*** SELECTED EXCERPT Section Begins ***

This paper develops a new concentration inequality for random variables that satisfy Bernstein's condition in the presence of a "proper cover"([1]). The proper cover, a concept from graph dependency theory, provides a framework for analyzing variables with partial dependence by partitioning them into independent subsets. By leveraging this structure, the proposed inequality generalizes standard concentration results for various distributions, including Gamma, Exponential, and bounded random variables. This theoretical advancement bridges the gap between the sum of purely independent variables and those with complex dependency structures.The study extends these theoretical findings to the field of financial risk management, specifically addressing the challenge of "dependence uncertainty". Estimating the joint distribution of multiple risk factors is often difficult in practice, yet essential for accurate risk assessment. To address this, the paper applies the generalized Bernstein's inequality to derive analytical upper bounds for two critical risk measures: Value-at-Risk (VaR) and Tail Value-at-Risk (TVaR). These bounds are specifically designed for portfolios characterized by an "independent subgroup" structure ([2]), where risk factors are independent across groups but may exhibit internal dependencies. Numerical simulations were conducted to verify the practical effectiveness of these derived upper bounds. The results demonstrate that the proposed bounds for both VaR and TVaR are tight and offer significant practical and theoretical benefits for rigorous risk assessment. By integrating probabilistic concentration inequalities with financial risk measurement tools, this research provides a robust mathematical framework for managing risks in portfolios with dependent structures.

Session 2. Logistics System Design and Technology (16:30 ~ 17:30)

"Universal Approximation Property of ODENet and ResNet: Toward Theoretical Foundations for Reliable AI" by Professor Matsui

Deep learning models are increasingly used in real-world decision-making systems, including logistics, transportation, and supply chain management. For these applications, establishing theoretical foundations for reliable and trustworthy AI is essential.  In deep neural networks, when the depth is overly increased, the gradient vanishing problem occurs, and accuracy tends to stagnate or degrade. ResNet is a deep neural network architecture proposed to overcome these issues. ResNet can be interpreted as a time discretization of an ordinary differential equation (ODE) system. We study a universal approximation property of the ODENet and ResNet. We restrict the function f to the following form: f(x, t) = α(t) ⊙ σ(β(t) x + γ(t)), which is the most common choice in practical machine learning systems. Here, α is a weight vector, β is a weight matrix, and γ is a bias vector. The operator ⊙ denotes the Hadamard product (element-wise product) of two vectors. The function σ is called an activation function. Examples of activation functions include the sigmoid function, the hyperbolic tangent function, and the rectified linear unit (ReLU) function. Based on [1], we show that such ODENet and ResNet with the restricted vector field can uniformly approximate ODENet with a general vector field. These findings provide mathematical justification for why simplified deep learning architectures can be effective in practice, contributing to the theoretical understanding of why deep learning works well.

"Smart Freight Transport Systems: Emerging Technologies, Current Progress, and Future Directions" by Professor Woojung Kim

Freight transportation systems are facing growing structural pressure, particularly from human-related problems in the trucking industry, including driver shortages, an aging workforce, rising driver compensation, etc. In this context, emerging technologies are drawing increasing attention not merely because technology is advancing, but because the freight sector urgently needs new solutions. This presentation examines how smart freight transport systems are being transformed by autonomous trucks, drones, sidewalk delivery robots, and humanoid robots, with attention to both their current state of development and future implications. In addition, it discusses related academic research on the emerging freight transport systems.

*** SELECTED EXCERPT Section Ends ***
*** DATA SUPPLIED Section Begins ***

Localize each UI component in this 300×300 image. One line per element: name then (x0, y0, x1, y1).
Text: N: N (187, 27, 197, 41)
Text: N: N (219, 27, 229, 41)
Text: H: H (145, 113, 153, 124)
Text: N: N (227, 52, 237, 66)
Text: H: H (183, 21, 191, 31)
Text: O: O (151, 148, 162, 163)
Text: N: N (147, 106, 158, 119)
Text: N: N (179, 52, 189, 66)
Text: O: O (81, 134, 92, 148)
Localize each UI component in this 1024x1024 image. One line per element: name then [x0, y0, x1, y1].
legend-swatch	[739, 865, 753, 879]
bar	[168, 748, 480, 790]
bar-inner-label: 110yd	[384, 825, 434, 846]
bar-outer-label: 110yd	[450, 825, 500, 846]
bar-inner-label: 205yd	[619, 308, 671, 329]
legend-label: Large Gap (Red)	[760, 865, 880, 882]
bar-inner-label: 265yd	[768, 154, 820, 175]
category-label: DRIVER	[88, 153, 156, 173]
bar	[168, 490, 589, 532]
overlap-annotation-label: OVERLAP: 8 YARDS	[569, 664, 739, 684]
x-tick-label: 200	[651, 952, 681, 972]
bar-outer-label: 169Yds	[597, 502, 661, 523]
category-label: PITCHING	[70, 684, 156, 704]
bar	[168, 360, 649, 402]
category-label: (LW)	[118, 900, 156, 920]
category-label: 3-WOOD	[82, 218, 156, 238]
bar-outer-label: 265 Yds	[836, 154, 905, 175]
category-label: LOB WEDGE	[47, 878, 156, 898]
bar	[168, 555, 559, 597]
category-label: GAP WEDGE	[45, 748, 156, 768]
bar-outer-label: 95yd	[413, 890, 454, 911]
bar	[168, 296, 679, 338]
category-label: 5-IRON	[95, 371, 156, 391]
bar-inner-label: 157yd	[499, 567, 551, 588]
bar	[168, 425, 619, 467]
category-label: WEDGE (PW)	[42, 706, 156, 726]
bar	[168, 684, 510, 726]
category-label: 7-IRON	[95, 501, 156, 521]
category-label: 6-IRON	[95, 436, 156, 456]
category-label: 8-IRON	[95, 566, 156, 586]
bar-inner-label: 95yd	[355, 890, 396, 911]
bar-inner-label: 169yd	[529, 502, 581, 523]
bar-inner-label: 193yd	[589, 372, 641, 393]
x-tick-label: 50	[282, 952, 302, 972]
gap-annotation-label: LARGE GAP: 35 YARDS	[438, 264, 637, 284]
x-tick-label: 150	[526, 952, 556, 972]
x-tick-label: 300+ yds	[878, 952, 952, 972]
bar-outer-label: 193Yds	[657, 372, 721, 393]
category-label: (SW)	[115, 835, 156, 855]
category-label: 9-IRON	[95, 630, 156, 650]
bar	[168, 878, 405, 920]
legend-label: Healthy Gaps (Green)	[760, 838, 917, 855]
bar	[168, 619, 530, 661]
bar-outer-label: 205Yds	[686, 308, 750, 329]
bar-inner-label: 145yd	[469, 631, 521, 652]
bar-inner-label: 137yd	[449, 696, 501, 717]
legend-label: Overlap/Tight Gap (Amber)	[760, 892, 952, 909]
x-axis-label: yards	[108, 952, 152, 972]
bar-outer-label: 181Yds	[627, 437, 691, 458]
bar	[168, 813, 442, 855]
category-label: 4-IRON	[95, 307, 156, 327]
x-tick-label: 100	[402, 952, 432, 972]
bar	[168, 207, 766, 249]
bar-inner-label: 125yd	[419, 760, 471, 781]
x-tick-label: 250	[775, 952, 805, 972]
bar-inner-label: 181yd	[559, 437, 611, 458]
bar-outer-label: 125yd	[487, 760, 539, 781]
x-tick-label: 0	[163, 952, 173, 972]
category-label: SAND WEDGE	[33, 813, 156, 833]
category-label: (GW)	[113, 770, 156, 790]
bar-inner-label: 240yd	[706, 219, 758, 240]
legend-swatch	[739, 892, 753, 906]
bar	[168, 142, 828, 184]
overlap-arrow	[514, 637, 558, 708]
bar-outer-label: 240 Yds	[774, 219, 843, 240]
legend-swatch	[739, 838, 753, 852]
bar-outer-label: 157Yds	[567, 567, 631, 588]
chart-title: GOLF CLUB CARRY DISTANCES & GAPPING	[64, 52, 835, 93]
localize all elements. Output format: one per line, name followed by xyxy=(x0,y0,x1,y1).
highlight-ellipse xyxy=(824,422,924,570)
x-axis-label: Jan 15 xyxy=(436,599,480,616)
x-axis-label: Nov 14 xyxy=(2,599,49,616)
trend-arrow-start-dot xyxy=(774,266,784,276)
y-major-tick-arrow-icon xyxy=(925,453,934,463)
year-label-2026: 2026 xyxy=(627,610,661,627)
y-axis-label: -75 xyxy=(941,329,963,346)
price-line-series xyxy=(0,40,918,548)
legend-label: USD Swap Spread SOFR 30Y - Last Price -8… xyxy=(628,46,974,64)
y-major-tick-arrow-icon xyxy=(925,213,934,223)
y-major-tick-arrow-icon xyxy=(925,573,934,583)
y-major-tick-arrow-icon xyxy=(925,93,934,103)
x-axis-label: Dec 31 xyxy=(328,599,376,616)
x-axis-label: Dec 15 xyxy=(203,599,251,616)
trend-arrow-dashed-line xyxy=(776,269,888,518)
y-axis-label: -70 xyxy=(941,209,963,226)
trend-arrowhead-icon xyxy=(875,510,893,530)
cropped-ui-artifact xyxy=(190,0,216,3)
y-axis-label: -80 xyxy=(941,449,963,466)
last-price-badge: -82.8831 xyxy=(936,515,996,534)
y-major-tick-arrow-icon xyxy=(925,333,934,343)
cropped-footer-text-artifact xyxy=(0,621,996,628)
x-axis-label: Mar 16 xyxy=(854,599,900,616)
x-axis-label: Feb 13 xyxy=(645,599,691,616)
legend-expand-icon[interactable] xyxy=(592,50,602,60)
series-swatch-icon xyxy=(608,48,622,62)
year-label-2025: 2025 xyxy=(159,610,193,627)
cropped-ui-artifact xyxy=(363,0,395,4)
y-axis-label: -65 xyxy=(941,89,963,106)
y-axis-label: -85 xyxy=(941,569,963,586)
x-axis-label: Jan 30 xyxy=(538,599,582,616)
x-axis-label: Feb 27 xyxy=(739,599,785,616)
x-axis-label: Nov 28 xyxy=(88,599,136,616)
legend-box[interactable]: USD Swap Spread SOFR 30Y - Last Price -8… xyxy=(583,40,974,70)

*** DATA SUPPLIED Section Ends ***

▸ ASSIGNMENT:
Please quote the passage from the seminar abstracts above, starting at "Freight transportation systems" and ending at "freight transport systems.".

▸ TASK RESULT:
Freight transportation systems are facing growing structural pressure, particularly from human-related problems in the trucking industry, including driver shortages, an aging workforce, rising driver compensation, etc. In this context, emerging technologies are drawing increasing attention not merely because technology is advancing, but because the freight sector urgently needs new solutions. This presentation examines how smart freight transport systems are being transformed by autonomous trucks, drones, sidewalk delivery robots, and humanoid robots, with attention to both their current state of development and future implications. In addition, it discusses related academic research on the emerging freight transport systems.